- **EXERCISE GOAL**: Show every line that has the string "ffffff" in it.

- **DATA SHOWN**:

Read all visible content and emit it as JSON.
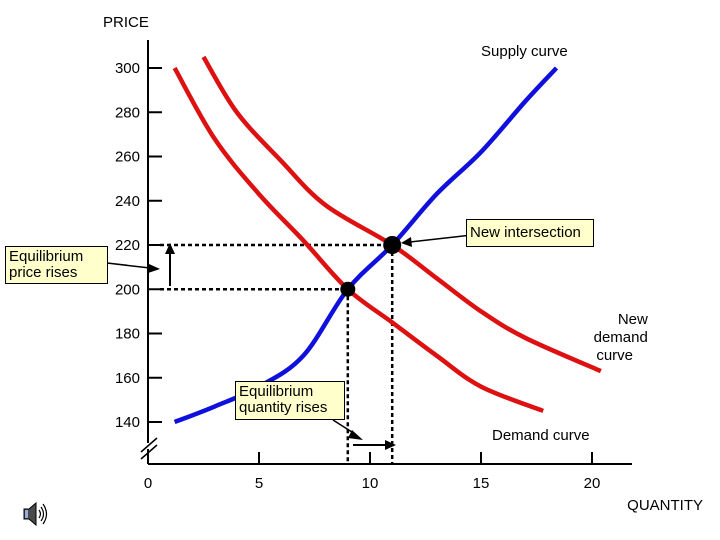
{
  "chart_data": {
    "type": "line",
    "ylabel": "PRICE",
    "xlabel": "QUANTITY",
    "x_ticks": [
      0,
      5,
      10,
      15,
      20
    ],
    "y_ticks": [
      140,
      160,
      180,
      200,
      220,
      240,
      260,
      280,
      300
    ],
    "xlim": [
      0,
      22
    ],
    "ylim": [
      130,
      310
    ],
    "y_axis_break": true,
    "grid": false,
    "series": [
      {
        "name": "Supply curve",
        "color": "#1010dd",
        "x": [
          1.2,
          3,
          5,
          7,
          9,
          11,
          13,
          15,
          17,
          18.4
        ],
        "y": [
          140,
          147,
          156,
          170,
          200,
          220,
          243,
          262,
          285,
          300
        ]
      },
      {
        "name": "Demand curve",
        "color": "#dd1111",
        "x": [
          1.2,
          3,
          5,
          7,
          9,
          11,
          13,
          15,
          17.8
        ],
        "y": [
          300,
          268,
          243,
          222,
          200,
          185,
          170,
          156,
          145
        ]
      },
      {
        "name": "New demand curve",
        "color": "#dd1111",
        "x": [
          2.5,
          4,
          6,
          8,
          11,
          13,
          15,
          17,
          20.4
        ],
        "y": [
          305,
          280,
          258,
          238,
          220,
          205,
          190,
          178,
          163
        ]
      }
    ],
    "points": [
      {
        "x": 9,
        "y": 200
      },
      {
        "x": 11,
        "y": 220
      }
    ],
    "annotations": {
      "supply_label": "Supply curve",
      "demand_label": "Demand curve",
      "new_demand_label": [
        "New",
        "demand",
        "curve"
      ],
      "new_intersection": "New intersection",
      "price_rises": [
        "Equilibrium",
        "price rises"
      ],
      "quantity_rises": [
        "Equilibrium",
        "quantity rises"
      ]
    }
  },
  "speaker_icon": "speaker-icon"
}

--

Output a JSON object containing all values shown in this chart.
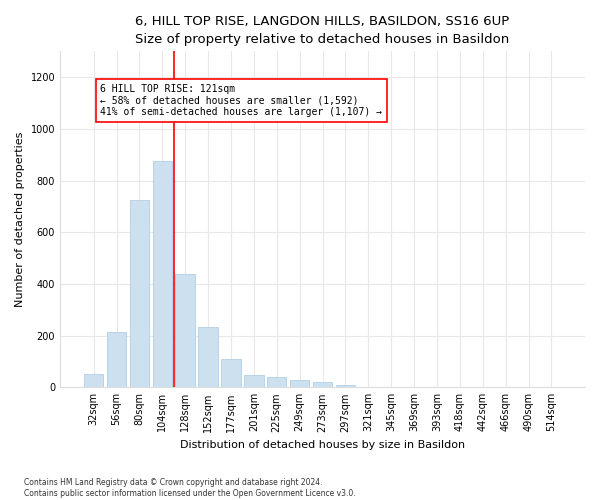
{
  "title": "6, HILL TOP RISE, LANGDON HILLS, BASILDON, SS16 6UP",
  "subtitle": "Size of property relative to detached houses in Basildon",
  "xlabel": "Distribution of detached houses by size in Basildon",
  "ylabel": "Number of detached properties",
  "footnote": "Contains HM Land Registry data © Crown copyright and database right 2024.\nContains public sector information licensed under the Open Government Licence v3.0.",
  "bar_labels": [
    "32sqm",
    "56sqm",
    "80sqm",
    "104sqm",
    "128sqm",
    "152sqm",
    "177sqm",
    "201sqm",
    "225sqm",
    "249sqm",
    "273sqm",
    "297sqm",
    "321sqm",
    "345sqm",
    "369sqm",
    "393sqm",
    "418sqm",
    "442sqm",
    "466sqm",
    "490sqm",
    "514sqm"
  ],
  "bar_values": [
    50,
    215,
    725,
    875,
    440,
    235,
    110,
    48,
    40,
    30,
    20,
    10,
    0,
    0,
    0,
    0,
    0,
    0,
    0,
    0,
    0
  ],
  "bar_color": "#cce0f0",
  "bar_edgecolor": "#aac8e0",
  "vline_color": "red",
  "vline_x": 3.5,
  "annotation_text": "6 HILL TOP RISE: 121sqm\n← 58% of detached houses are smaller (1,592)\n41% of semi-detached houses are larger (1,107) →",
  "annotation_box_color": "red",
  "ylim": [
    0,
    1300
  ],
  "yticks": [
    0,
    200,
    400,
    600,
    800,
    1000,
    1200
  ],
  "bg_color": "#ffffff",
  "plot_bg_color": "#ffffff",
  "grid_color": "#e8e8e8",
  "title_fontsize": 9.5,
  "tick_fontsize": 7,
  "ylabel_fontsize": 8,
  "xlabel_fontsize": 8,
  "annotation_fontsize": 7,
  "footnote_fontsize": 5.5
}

==

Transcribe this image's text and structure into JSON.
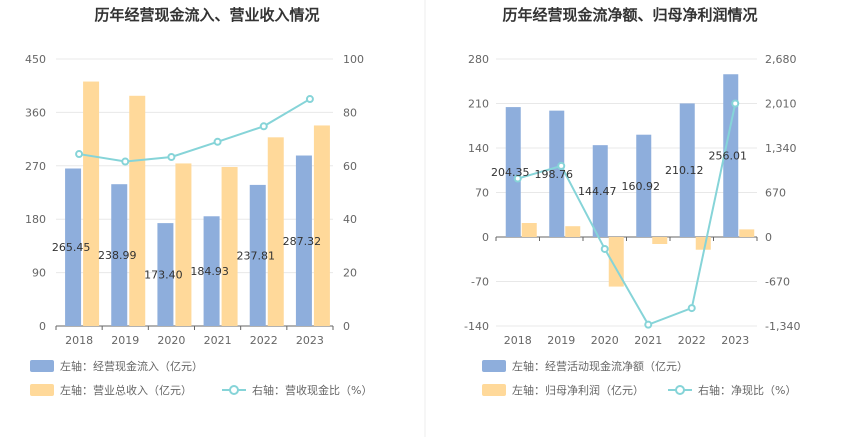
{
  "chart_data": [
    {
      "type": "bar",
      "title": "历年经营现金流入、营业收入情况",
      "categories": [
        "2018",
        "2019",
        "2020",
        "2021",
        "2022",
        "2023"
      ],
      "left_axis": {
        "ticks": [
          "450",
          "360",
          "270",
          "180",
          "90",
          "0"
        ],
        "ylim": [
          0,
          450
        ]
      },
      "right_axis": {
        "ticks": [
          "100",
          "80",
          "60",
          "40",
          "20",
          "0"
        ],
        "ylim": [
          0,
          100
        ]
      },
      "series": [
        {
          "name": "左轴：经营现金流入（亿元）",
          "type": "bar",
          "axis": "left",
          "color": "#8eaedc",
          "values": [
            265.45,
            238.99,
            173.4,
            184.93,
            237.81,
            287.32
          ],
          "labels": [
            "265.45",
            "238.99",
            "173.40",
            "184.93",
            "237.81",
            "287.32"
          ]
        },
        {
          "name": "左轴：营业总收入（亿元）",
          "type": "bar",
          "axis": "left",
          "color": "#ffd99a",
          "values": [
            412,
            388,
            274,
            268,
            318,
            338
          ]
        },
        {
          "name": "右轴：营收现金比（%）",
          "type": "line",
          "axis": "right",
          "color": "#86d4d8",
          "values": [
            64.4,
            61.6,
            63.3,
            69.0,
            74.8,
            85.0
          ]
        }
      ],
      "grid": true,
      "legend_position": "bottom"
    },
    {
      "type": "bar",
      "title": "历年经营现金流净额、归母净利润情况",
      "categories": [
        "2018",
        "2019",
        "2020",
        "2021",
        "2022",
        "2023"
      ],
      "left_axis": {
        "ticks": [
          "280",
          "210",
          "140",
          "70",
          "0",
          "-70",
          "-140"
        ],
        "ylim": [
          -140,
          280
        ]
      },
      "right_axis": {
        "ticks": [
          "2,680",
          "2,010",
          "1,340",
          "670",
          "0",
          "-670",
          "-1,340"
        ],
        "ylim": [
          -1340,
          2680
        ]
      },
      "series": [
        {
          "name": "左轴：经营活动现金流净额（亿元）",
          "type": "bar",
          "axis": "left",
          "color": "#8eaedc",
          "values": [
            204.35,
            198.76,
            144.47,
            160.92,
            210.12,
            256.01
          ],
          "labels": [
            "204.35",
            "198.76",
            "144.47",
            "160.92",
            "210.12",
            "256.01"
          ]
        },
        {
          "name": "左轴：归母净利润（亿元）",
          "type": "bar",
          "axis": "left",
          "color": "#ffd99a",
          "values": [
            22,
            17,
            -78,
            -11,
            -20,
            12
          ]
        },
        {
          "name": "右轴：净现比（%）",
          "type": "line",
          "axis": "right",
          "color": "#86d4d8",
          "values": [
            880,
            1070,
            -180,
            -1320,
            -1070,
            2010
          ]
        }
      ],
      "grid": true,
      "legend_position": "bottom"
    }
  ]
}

- **RESPONSE BELOW**:
  "bg_color": "#ffffff",
  "plot_bg_color": "#ffffff",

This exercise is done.